> **DIRECTIONS**
Find every line in the records below that holds the word "시간강사" and copy it.

> **INFORMATION GIVEN**
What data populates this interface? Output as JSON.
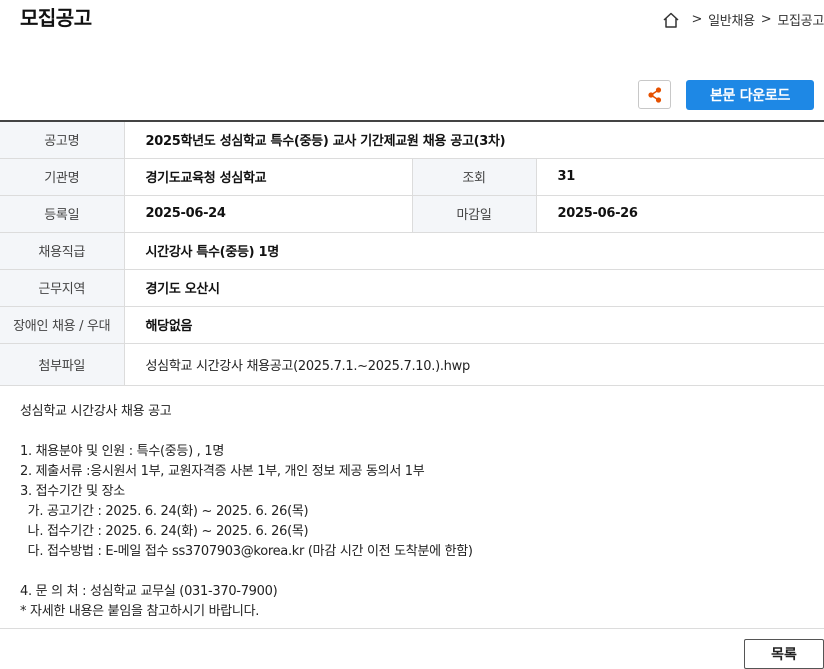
{
  "header": {
    "title": "모집공고",
    "breadcrumb": {
      "sep": ">",
      "items": [
        "일반채용",
        "모집공고"
      ]
    }
  },
  "actions": {
    "share_icon": "share-icon",
    "download_label": "본문 다운로드"
  },
  "info": {
    "notice_label": "공고명",
    "notice_value": "2025학년도 성심학교 특수(중등) 교사 기간제교원 채용 공고(3차)",
    "org_label": "기관명",
    "org_value": "경기도교육청 성심학교",
    "views_label": "조회",
    "views_value": "31",
    "reg_label": "등록일",
    "reg_value": "2025-06-24",
    "deadline_label": "마감일",
    "deadline_value": "2025-06-26",
    "position_label": "채용직급",
    "position_value": "시간강사 특수(중등) 1명",
    "region_label": "근무지역",
    "region_value": "경기도 오산시",
    "disability_label": "장애인 채용 / 우대",
    "disability_value": "해당없음",
    "attach_label": "첨부파일",
    "attach_value": "성심학교 시간강사 채용공고(2025.7.1.~2025.7.10.).hwp"
  },
  "content": {
    "lines": [
      "성심학교 시간강사 채용 공고",
      "",
      "1. 채용분야 및 인원 : 특수(중등) , 1명",
      "2. 제출서류 :응시원서 1부, 교원자격증 사본 1부, 개인 정보 제공 동의서 1부",
      "3. 접수기간 및 장소",
      "  가. 공고기간 : 2025. 6. 24(화) ~ 2025. 6. 26(목)",
      "  나. 접수기간 : 2025. 6. 24(화) ~ 2025. 6. 26(목)",
      "  다. 접수방법 : E-메일 접수 ss3707903@korea.kr (마감 시간 이전 도착분에 한함)",
      "",
      "4. 문 의 처 : 성심학교 교무실 (031-370-7900)",
      "* 자세한 내용은 붙임을 참고하시기 바랍니다."
    ]
  },
  "footer": {
    "list_label": "목록"
  },
  "colors": {
    "accent": "#1e88e5",
    "share": "#e65100"
  }
}
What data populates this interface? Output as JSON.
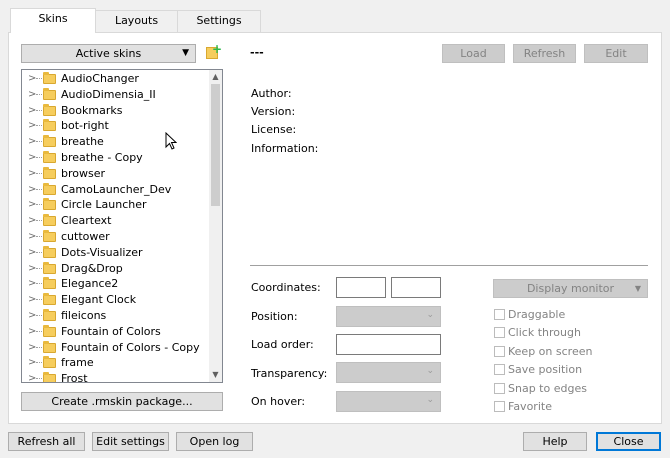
{
  "tabs": [
    "Skins",
    "Layouts",
    "Settings"
  ],
  "skins_dropdown": "Active skins",
  "skins": [
    "AudioChanger",
    "AudioDimensia_II",
    "Bookmarks",
    "bot-right",
    "breathe",
    "breathe - Copy",
    "browser",
    "CamoLauncher_Dev",
    "Circle Launcher",
    "Cleartext",
    "cuttower",
    "Dots-Visualizer",
    "Drag&Drop",
    "Elegance2",
    "Elegant Clock",
    "fileicons",
    "Fountain of Colors",
    "Fountain of Colors - Copy",
    "frame",
    "Frost"
  ],
  "create_package": "Create .rmskin package...",
  "skin_name": "---",
  "actions": {
    "load": "Load",
    "refresh": "Refresh",
    "edit": "Edit"
  },
  "info": {
    "author": "Author:",
    "version": "Version:",
    "license": "License:",
    "information": "Information:"
  },
  "props": {
    "coordinates": "Coordinates:",
    "position": "Position:",
    "load_order": "Load order:",
    "transparency": "Transparency:",
    "on_hover": "On hover:"
  },
  "display_monitor": "Display monitor",
  "options": [
    "Draggable",
    "Click through",
    "Keep on screen",
    "Save position",
    "Snap to edges",
    "Favorite"
  ],
  "footer": {
    "refresh_all": "Refresh all",
    "edit_settings": "Edit settings",
    "open_log": "Open log",
    "help": "Help",
    "close": "Close"
  },
  "colors": {
    "accent": "#0078d7",
    "folder": "#f6cd5d",
    "add_icon": "#2db84b"
  }
}
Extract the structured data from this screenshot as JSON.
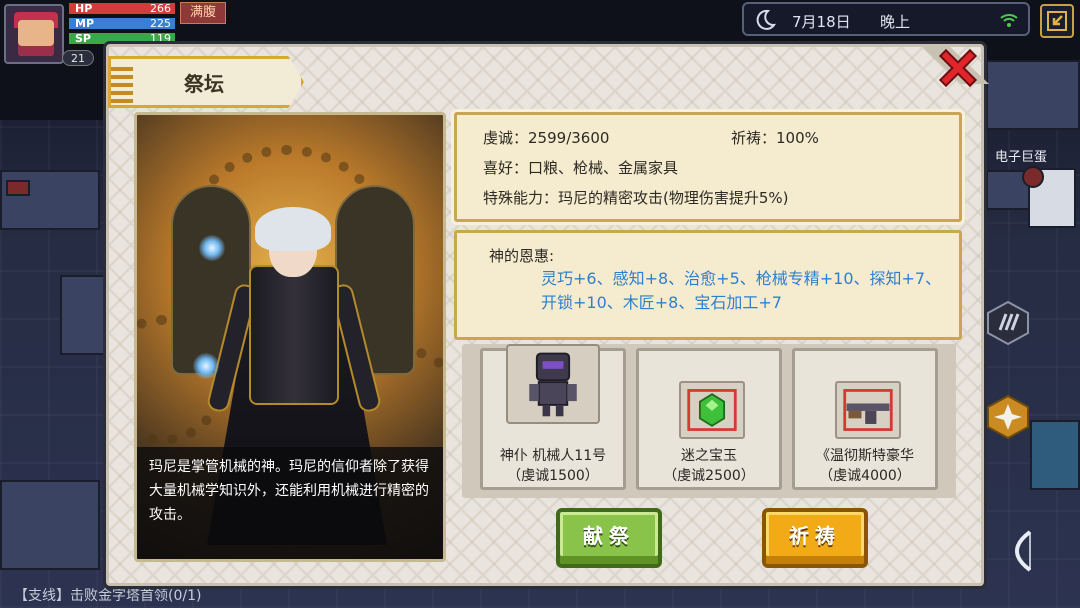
{
  "hud": {
    "hp_label": "HP",
    "hp_value": "266",
    "mp_label": "MP",
    "mp_value": "225",
    "sp_label": "SP",
    "sp_value": "119",
    "level": "21",
    "status": "满腹"
  },
  "datebar": {
    "date": "7月18日",
    "time": "晚上"
  },
  "side": {
    "label": "电子巨蛋"
  },
  "quest": {
    "text": "【支线】击败金字塔首领(0/1)"
  },
  "dialog": {
    "title": "祭坛",
    "description": "玛尼是掌管机械的神。玛尼的信仰者除了获得大量机械学知识外，还能利用机械进行精密的攻击。",
    "info": {
      "devotion_label": "虔诚：",
      "devotion_value": "2599/3600",
      "prayer_label": "祈祷：",
      "prayer_value": "100%",
      "likes_label": "喜好：",
      "likes_value": "口粮、枪械、金属家具",
      "ability_label": "特殊能力：",
      "ability_value": "玛尼的精密攻击(物理伤害提升5%)"
    },
    "blessing": {
      "title": "神的恩惠:",
      "text": "灵巧+6、感知+8、治愈+5、枪械专精+10、探知+7、开锁+10、木匠+8、宝石加工+7"
    },
    "rewards": [
      {
        "name": "神仆 机械人11号",
        "cost": "（虔诚1500）",
        "icon": "robot-icon"
      },
      {
        "name": "迷之宝玉",
        "cost": "（虔诚2500）",
        "icon": "green-gem-icon"
      },
      {
        "name": "《温彻斯特豪华",
        "cost": "（虔诚4000）",
        "icon": "rifle-icon"
      }
    ],
    "buttons": {
      "offer": "献祭",
      "pray": "祈祷"
    }
  },
  "colors": {
    "offer_button": "#8ac34a",
    "pray_button": "#f2ab16",
    "blessing_text": "#2f7fcf",
    "panel_border": "#c9a752"
  }
}
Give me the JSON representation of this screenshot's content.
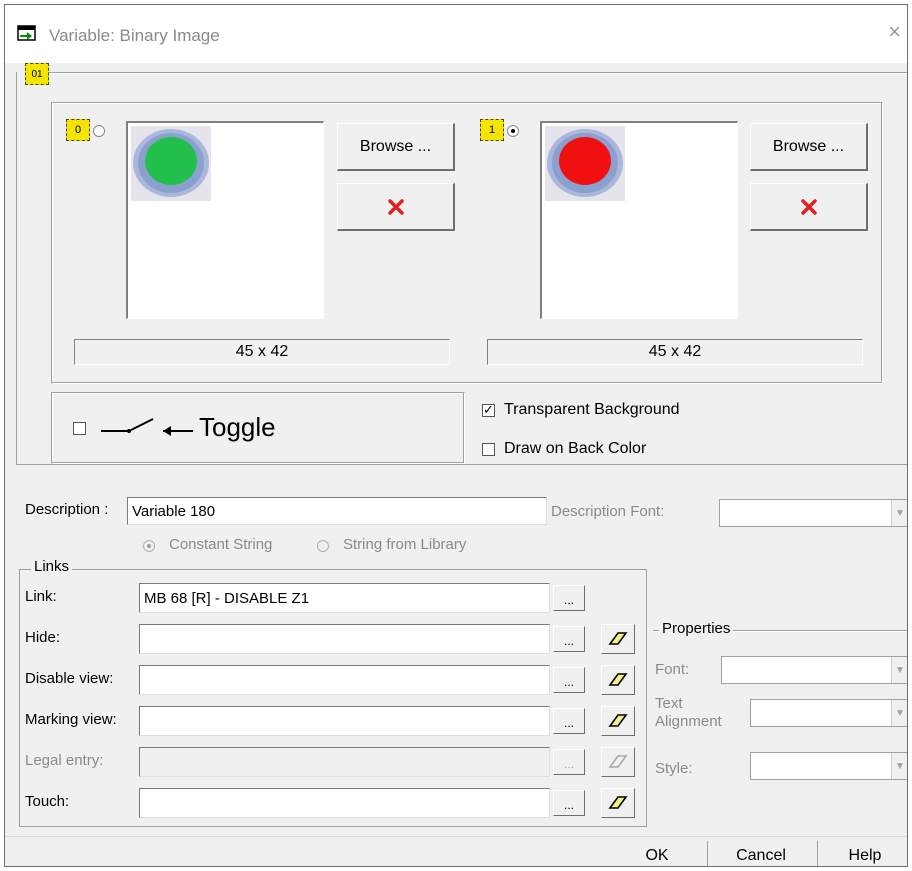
{
  "window": {
    "title": "Variable: Binary Image",
    "close_glyph": "×"
  },
  "images": {
    "state0": {
      "badge": "0",
      "browse_label": "Browse ...",
      "size": "45 x 42",
      "lamp_color": "#22c04a",
      "selected": false
    },
    "state1": {
      "badge": "1",
      "browse_label": "Browse ...",
      "size": "45 x 42",
      "lamp_color": "#f01010",
      "selected": true
    },
    "group_badge": "01"
  },
  "toggle": {
    "label": "Toggle",
    "checked": false
  },
  "options": {
    "transparent_background": {
      "label": "Transparent Background",
      "checked": true
    },
    "draw_on_back_color": {
      "label": "Draw on Back Color",
      "checked": false
    }
  },
  "description": {
    "label": "Description :",
    "value": "Variable 180",
    "font_label": "Description Font:",
    "constant_string": "Constant String",
    "string_from_library": "String from Library"
  },
  "links": {
    "legend": "Links",
    "rows": [
      {
        "label": "Link:",
        "value": "MB 68 [R] - DISABLE Z1",
        "enabled": true,
        "eraser": false
      },
      {
        "label": "Hide:",
        "value": "",
        "enabled": true,
        "eraser": true
      },
      {
        "label": "Disable view:",
        "value": "",
        "enabled": true,
        "eraser": true
      },
      {
        "label": "Marking view:",
        "value": "",
        "enabled": true,
        "eraser": true
      },
      {
        "label": "Legal entry:",
        "value": "",
        "enabled": false,
        "eraser": true
      },
      {
        "label": "Touch:",
        "value": "",
        "enabled": true,
        "eraser": true
      }
    ],
    "ellipsis": "..."
  },
  "properties": {
    "legend": "Properties",
    "font_label": "Font:",
    "text_alignment_label": "Text Alignment",
    "style_label": "Style:"
  },
  "footer": {
    "ok": "OK",
    "cancel": "Cancel",
    "help": "Help"
  },
  "colors": {
    "delete_x": "#e02020",
    "badge_yellow": "#f5e300"
  }
}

> **CORRECT RESULT**
    "position_value": "시간강사 특수(중등) 1명",
    "attach_value": "성심학교 시간강사 채용공고(2025.7.1.~2025.7.10.).hwp"
      "성심학교 시간강사 채용 공고",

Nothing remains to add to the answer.